▶ [The request] Reproduce word for word everything from the line containing "difference-panel: [456, 38, 648, 526]" down to the line containing "salinity-panel: [240, 38, 432, 526]", with both of those lines included.

▶ [Dataset rows]
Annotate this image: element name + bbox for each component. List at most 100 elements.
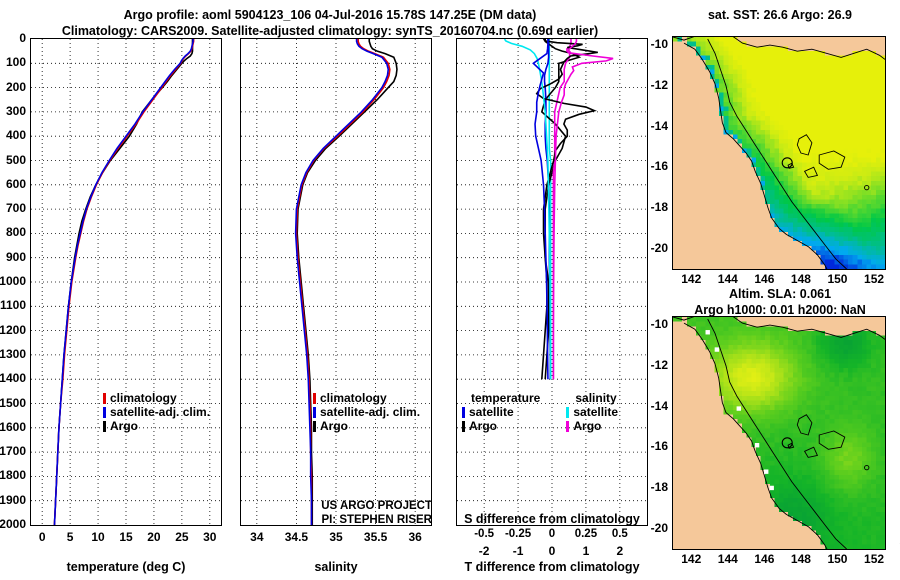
difference-panel: [456, 38, 648, 526]
map-lat-tick--10: -10: [650, 317, 668, 332]
temperature-tick-30: 30: [203, 530, 217, 544]
depth-tick-2000: 2000: [0, 517, 26, 531]
depth-tick-500: 500: [5, 152, 26, 167]
legend-item: satellite-adj. clim.: [103, 405, 210, 419]
project-credit-line2: PI: STEPHEN RISER: [321, 514, 432, 526]
salinity-plot: [241, 39, 431, 525]
depth-tick-700: 700: [5, 201, 26, 216]
map-lat-tick--16: -16: [650, 439, 668, 454]
sst-map-title: sat. SST: 26.6 Argo: 26.9: [707, 8, 853, 22]
t-diff-tick-2: 2: [616, 544, 624, 558]
legend-item: satellite-adj. clim.: [313, 405, 420, 419]
salinity-panel: [240, 38, 432, 526]
map-lat-tick--12: -12: [650, 77, 668, 92]
map-lat-tick--14: -14: [650, 398, 668, 413]
sla-map: [673, 317, 885, 549]
depth-tick-400: 400: [5, 128, 26, 143]
legend-item: Argo: [566, 419, 618, 433]
legend-label: satellite-adj. clim.: [320, 405, 421, 419]
legend-swatch-temperature-satellite: [462, 406, 465, 418]
legend-swatch-argo: [103, 420, 106, 432]
legend-label: climatology: [110, 391, 177, 405]
temperature-tick-5: 5: [66, 530, 74, 544]
legend-item: Argo: [103, 419, 210, 433]
map-lat-tick--10: -10: [650, 37, 668, 52]
depth-tick-1700: 1700: [0, 444, 26, 459]
legend-swatch-climatology: [313, 392, 316, 404]
depth-tick-1500: 1500: [0, 395, 26, 410]
depth-tick-1800: 1800: [0, 468, 26, 483]
legend-label: Argo: [573, 419, 602, 433]
page-title: Argo profile: aoml 5904123_106 04-Jul-20…: [123, 8, 537, 22]
map-lat-tick--18: -18: [650, 479, 668, 494]
sst-map-panel: [672, 36, 886, 270]
temperature-tick-10: 10: [91, 530, 105, 544]
salinity-tick-35.5: 35.5: [363, 530, 388, 544]
salinity-tick-35: 35: [329, 530, 343, 544]
map-lon-tick-148: 148: [790, 552, 811, 566]
map-lat-tick--12: -12: [650, 357, 668, 372]
map-lon-tick-142: 142: [681, 552, 702, 566]
salinity-tick-34.5: 34.5: [284, 530, 309, 544]
t-diff-tick--1: -1: [512, 544, 524, 558]
map-lat-tick--14: -14: [650, 118, 668, 133]
legend-item: satellite: [462, 405, 540, 419]
depth-tick-0: 0: [19, 31, 26, 45]
depth-tick-1600: 1600: [0, 419, 26, 434]
legend-swatch-satellite-adj: [103, 406, 106, 418]
temperature-plot: [31, 39, 221, 525]
s-diff-tick--0.5: -0.5: [474, 528, 495, 540]
map-lon-tick-152: 152: [864, 272, 885, 286]
salinity-axis-label: salinity: [314, 560, 358, 574]
map-lon-tick-146: 146: [754, 552, 775, 566]
legend-swatch-climatology: [103, 392, 106, 404]
sla-map-panel: [672, 316, 886, 550]
t-diff-tick--2: -2: [478, 544, 490, 558]
page-subtitle: Climatology: CARS2009. Satellite-adjuste…: [61, 24, 599, 38]
temperature-tick-0: 0: [38, 530, 46, 544]
map-lon-tick-148: 148: [790, 272, 811, 286]
map-lon-tick-142: 142: [681, 272, 702, 286]
legend-swatch-argo: [313, 420, 316, 432]
legend-label: satellite-adj. clim.: [110, 405, 211, 419]
legend-item: Argo: [313, 419, 420, 433]
legend-label: satellite: [469, 405, 514, 419]
salinity-legend: climatology satellite-adj. clim. Argo: [313, 391, 420, 433]
legend-swatch-satellite-adj: [313, 406, 316, 418]
depth-tick-1100: 1100: [0, 298, 26, 313]
legend-swatch-salinity-argo: [566, 420, 570, 432]
difference-legend-col-salinity: salinity satellite Argo: [566, 391, 618, 433]
s-diff-tick-0: 0: [548, 528, 556, 540]
map-lon-tick-144: 144: [717, 272, 738, 286]
depth-tick-800: 800: [5, 225, 26, 240]
legend-item: climatology: [103, 391, 210, 405]
legend-label: satellite: [573, 405, 619, 419]
s-diff-tick--0.25: -0.25: [504, 528, 532, 540]
sst-map: [673, 37, 885, 269]
legend-swatch-temperature-argo: [462, 420, 465, 432]
difference-plot: [457, 39, 647, 525]
legend-header: temperature: [471, 391, 541, 405]
depth-tick-1000: 1000: [0, 274, 26, 288]
map-lon-tick-152: 152: [864, 552, 885, 566]
depth-tick-1200: 1200: [0, 322, 26, 337]
map-lat-tick--20: -20: [650, 240, 668, 255]
sla-map-title-line2: Argo h1000: 0.01 h2000: NaN: [694, 303, 866, 317]
depth-tick-200: 200: [5, 79, 26, 94]
legend-header: salinity: [575, 391, 617, 405]
depth-tick-1300: 1300: [0, 346, 26, 361]
map-lat-tick--20: -20: [650, 520, 668, 535]
depth-tick-100: 100: [5, 55, 26, 70]
t-diff-tick-1: 1: [582, 544, 590, 558]
difference-legend: temperature satellite Argo salinity sate…: [462, 391, 646, 433]
project-credit-line1: US ARGO PROJECT: [321, 500, 432, 512]
depth-tick-600: 600: [5, 176, 26, 191]
salinity-tick-34: 34: [250, 530, 264, 544]
s-difference-axis-label: S difference from climatology: [464, 512, 640, 526]
map-lat-tick--16: -16: [650, 159, 668, 174]
temperature-panel: [30, 38, 222, 526]
legend-swatch-salinity-satellite: [566, 406, 570, 418]
depth-tick-1900: 1900: [0, 492, 26, 507]
legend-label: climatology: [320, 391, 387, 405]
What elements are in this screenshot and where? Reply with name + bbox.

▶ [Result of this task]
difference-panel: [456, 38, 648, 526]
map-lat-tick--10: -10: [650, 317, 668, 332]
temperature-tick-30: 30: [203, 530, 217, 544]
depth-tick-2000: 2000: [0, 517, 26, 531]
depth-tick-500: 500: [5, 152, 26, 167]
legend-item: satellite-adj. clim.: [103, 405, 210, 419]
project-credit-line2: PI: STEPHEN RISER: [321, 514, 432, 526]
salinity-plot: [241, 39, 431, 525]
depth-tick-700: 700: [5, 201, 26, 216]
map-lat-tick--16: -16: [650, 439, 668, 454]
sst-map-title: sat. SST: 26.6 Argo: 26.9: [707, 8, 853, 22]
t-diff-tick-2: 2: [616, 544, 624, 558]
legend-item: satellite-adj. clim.: [313, 405, 420, 419]
salinity-panel: [240, 38, 432, 526]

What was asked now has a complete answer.